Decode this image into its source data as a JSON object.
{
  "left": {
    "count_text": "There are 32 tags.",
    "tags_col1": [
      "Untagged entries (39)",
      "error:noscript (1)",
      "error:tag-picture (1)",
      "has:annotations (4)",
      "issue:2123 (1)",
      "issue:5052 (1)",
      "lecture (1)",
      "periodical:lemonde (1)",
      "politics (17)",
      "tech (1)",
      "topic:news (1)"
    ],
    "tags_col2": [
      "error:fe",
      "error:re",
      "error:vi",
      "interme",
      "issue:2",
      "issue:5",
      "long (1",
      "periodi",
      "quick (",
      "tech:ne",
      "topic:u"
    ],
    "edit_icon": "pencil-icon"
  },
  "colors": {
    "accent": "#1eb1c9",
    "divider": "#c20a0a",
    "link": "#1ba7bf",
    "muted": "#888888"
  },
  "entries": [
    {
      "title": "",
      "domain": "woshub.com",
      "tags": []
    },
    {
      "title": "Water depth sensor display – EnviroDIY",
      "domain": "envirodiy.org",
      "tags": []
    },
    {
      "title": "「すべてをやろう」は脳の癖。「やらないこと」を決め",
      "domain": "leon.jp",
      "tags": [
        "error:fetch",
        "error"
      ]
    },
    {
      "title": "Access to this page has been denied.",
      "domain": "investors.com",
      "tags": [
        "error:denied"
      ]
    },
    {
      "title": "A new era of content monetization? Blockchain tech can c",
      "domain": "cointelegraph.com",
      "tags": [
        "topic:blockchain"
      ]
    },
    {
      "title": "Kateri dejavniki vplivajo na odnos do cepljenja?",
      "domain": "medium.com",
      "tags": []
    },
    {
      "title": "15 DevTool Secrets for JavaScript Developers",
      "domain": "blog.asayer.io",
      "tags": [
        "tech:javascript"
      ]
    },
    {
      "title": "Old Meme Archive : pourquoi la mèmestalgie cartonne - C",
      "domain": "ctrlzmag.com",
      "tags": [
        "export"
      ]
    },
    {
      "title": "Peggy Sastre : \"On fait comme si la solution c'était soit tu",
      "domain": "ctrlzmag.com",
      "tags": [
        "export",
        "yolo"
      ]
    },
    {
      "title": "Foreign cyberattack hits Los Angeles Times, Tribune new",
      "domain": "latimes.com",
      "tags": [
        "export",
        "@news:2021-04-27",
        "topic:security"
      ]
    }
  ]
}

------------------------------------------------------------

- Exercise -
The records above must be output exactly, in full.

- Solved problem -
Decode this image into its source data as a JSON object.
{
  "left": {
    "count_text": "There are 32 tags.",
    "tags_col1": [
      "Untagged entries (39)",
      "error:noscript (1)",
      "error:tag-picture (1)",
      "has:annotations (4)",
      "issue:2123 (1)",
      "issue:5052 (1)",
      "lecture (1)",
      "periodical:lemonde (1)",
      "politics (17)",
      "tech (1)",
      "topic:news (1)"
    ],
    "tags_col2": [
      "error:fe",
      "error:re",
      "error:vi",
      "interme",
      "issue:2",
      "issue:5",
      "long (1",
      "periodi",
      "quick (",
      "tech:ne",
      "topic:u"
    ],
    "edit_icon": "pencil-icon"
  },
  "colors": {
    "accent": "#1eb1c9",
    "divider": "#c20a0a",
    "link": "#1ba7bf",
    "muted": "#888888"
  },
  "entries": [
    {
      "title": "",
      "domain": "woshub.com",
      "tags": []
    },
    {
      "title": "Water depth sensor display – EnviroDIY",
      "domain": "envirodiy.org",
      "tags": []
    },
    {
      "title": "「すべてをやろう」は脳の癖。「やらないこと」を決め",
      "domain": "leon.jp",
      "tags": [
        "error:fetch",
        "error"
      ]
    },
    {
      "title": "Access to this page has been denied.",
      "domain": "investors.com",
      "tags": [
        "error:denied"
      ]
    },
    {
      "title": "A new era of content monetization? Blockchain tech can c",
      "domain": "cointelegraph.com",
      "tags": [
        "topic:blockchain"
      ]
    },
    {
      "title": "Kateri dejavniki vplivajo na odnos do cepljenja?",
      "domain": "medium.com",
      "tags": []
    },
    {
      "title": "15 DevTool Secrets for JavaScript Developers",
      "domain": "blog.asayer.io",
      "tags": [
        "tech:javascript"
      ]
    },
    {
      "title": "Old Meme Archive : pourquoi la mèmestalgie cartonne - C",
      "domain": "ctrlzmag.com",
      "tags": [
        "export"
      ]
    },
    {
      "title": "Peggy Sastre : \"On fait comme si la solution c'était soit tu",
      "domain": "ctrlzmag.com",
      "tags": [
        "export",
        "yolo"
      ]
    },
    {
      "title": "Foreign cyberattack hits Los Angeles Times, Tribune new",
      "domain": "latimes.com",
      "tags": [
        "export",
        "@news:2021-04-27",
        "topic:security"
      ]
    }
  ]
}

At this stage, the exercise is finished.